§ **Task directions**:
Every line of the data must be copied exactly.

§ **Material provided**:
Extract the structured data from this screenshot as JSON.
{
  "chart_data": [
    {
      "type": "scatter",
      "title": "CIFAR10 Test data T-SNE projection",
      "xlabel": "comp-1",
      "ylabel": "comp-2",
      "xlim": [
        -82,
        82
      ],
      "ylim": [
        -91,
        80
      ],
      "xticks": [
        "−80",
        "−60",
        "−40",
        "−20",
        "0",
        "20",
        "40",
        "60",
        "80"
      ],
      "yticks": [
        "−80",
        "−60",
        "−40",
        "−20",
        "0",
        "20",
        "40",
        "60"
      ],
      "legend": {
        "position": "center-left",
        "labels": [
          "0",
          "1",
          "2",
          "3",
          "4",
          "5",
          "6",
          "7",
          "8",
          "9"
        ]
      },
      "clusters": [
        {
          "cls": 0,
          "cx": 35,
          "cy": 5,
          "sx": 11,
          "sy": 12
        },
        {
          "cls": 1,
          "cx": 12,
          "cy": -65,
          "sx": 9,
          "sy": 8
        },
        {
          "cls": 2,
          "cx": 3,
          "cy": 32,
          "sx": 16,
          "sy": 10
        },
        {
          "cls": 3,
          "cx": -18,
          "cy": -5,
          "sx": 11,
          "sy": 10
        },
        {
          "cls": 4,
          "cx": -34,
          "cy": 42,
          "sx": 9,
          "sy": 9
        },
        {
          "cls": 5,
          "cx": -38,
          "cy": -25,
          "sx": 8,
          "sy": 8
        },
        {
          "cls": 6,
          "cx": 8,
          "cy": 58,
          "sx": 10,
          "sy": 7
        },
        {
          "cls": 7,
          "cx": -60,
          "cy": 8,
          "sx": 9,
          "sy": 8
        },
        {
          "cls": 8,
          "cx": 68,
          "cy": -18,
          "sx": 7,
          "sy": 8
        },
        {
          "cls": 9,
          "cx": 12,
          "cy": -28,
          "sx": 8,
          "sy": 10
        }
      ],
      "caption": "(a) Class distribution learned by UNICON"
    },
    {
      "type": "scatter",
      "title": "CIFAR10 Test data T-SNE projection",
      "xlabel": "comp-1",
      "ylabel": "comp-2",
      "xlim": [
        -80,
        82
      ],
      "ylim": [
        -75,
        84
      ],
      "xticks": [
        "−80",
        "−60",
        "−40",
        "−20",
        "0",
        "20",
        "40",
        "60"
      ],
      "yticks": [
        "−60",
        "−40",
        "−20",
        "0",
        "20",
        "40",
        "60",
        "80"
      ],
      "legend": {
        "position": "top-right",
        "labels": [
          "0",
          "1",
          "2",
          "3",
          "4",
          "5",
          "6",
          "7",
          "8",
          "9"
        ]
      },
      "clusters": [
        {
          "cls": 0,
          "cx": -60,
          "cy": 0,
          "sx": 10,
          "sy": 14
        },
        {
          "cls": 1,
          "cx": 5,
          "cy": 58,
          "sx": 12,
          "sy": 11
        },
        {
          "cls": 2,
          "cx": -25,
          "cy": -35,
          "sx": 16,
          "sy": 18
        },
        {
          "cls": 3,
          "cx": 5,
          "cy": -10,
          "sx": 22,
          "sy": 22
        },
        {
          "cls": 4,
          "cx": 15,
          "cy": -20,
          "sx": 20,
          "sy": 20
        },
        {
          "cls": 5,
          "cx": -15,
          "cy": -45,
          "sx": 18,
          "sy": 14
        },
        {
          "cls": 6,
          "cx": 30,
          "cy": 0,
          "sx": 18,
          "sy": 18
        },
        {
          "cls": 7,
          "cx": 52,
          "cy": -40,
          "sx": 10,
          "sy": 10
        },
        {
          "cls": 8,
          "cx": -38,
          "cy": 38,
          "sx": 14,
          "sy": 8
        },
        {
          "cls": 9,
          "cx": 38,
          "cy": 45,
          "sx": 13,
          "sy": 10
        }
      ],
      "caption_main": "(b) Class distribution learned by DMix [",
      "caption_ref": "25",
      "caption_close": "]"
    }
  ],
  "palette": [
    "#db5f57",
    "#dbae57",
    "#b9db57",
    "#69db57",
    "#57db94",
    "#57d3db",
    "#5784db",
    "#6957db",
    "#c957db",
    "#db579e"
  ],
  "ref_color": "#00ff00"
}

§ **Answer for the task**:
Extract the structured data from this screenshot as JSON.
{
  "chart_data": [
    {
      "type": "scatter",
      "title": "CIFAR10 Test data T-SNE projection",
      "xlabel": "comp-1",
      "ylabel": "comp-2",
      "xlim": [
        -82,
        82
      ],
      "ylim": [
        -91,
        80
      ],
      "xticks": [
        "−80",
        "−60",
        "−40",
        "−20",
        "0",
        "20",
        "40",
        "60",
        "80"
      ],
      "yticks": [
        "−80",
        "−60",
        "−40",
        "−20",
        "0",
        "20",
        "40",
        "60"
      ],
      "legend": {
        "position": "center-left",
        "labels": [
          "0",
          "1",
          "2",
          "3",
          "4",
          "5",
          "6",
          "7",
          "8",
          "9"
        ]
      },
      "clusters": [
        {
          "cls": 0,
          "cx": 35,
          "cy": 5,
          "sx": 11,
          "sy": 12
        },
        {
          "cls": 1,
          "cx": 12,
          "cy": -65,
          "sx": 9,
          "sy": 8
        },
        {
          "cls": 2,
          "cx": 3,
          "cy": 32,
          "sx": 16,
          "sy": 10
        },
        {
          "cls": 3,
          "cx": -18,
          "cy": -5,
          "sx": 11,
          "sy": 10
        },
        {
          "cls": 4,
          "cx": -34,
          "cy": 42,
          "sx": 9,
          "sy": 9
        },
        {
          "cls": 5,
          "cx": -38,
          "cy": -25,
          "sx": 8,
          "sy": 8
        },
        {
          "cls": 6,
          "cx": 8,
          "cy": 58,
          "sx": 10,
          "sy": 7
        },
        {
          "cls": 7,
          "cx": -60,
          "cy": 8,
          "sx": 9,
          "sy": 8
        },
        {
          "cls": 8,
          "cx": 68,
          "cy": -18,
          "sx": 7,
          "sy": 8
        },
        {
          "cls": 9,
          "cx": 12,
          "cy": -28,
          "sx": 8,
          "sy": 10
        }
      ],
      "caption": "(a) Class distribution learned by UNICON"
    },
    {
      "type": "scatter",
      "title": "CIFAR10 Test data T-SNE projection",
      "xlabel": "comp-1",
      "ylabel": "comp-2",
      "xlim": [
        -80,
        82
      ],
      "ylim": [
        -75,
        84
      ],
      "xticks": [
        "−80",
        "−60",
        "−40",
        "−20",
        "0",
        "20",
        "40",
        "60"
      ],
      "yticks": [
        "−60",
        "−40",
        "−20",
        "0",
        "20",
        "40",
        "60",
        "80"
      ],
      "legend": {
        "position": "top-right",
        "labels": [
          "0",
          "1",
          "2",
          "3",
          "4",
          "5",
          "6",
          "7",
          "8",
          "9"
        ]
      },
      "clusters": [
        {
          "cls": 0,
          "cx": -60,
          "cy": 0,
          "sx": 10,
          "sy": 14
        },
        {
          "cls": 1,
          "cx": 5,
          "cy": 58,
          "sx": 12,
          "sy": 11
        },
        {
          "cls": 2,
          "cx": -25,
          "cy": -35,
          "sx": 16,
          "sy": 18
        },
        {
          "cls": 3,
          "cx": 5,
          "cy": -10,
          "sx": 22,
          "sy": 22
        },
        {
          "cls": 4,
          "cx": 15,
          "cy": -20,
          "sx": 20,
          "sy": 20
        },
        {
          "cls": 5,
          "cx": -15,
          "cy": -45,
          "sx": 18,
          "sy": 14
        },
        {
          "cls": 6,
          "cx": 30,
          "cy": 0,
          "sx": 18,
          "sy": 18
        },
        {
          "cls": 7,
          "cx": 52,
          "cy": -40,
          "sx": 10,
          "sy": 10
        },
        {
          "cls": 8,
          "cx": -38,
          "cy": 38,
          "sx": 14,
          "sy": 8
        },
        {
          "cls": 9,
          "cx": 38,
          "cy": 45,
          "sx": 13,
          "sy": 10
        }
      ],
      "caption_main": "(b) Class distribution learned by DMix [",
      "caption_ref": "25",
      "caption_close": "]"
    }
  ],
  "palette": [
    "#db5f57",
    "#dbae57",
    "#b9db57",
    "#69db57",
    "#57db94",
    "#57d3db",
    "#5784db",
    "#6957db",
    "#c957db",
    "#db579e"
  ],
  "ref_color": "#00ff00"
}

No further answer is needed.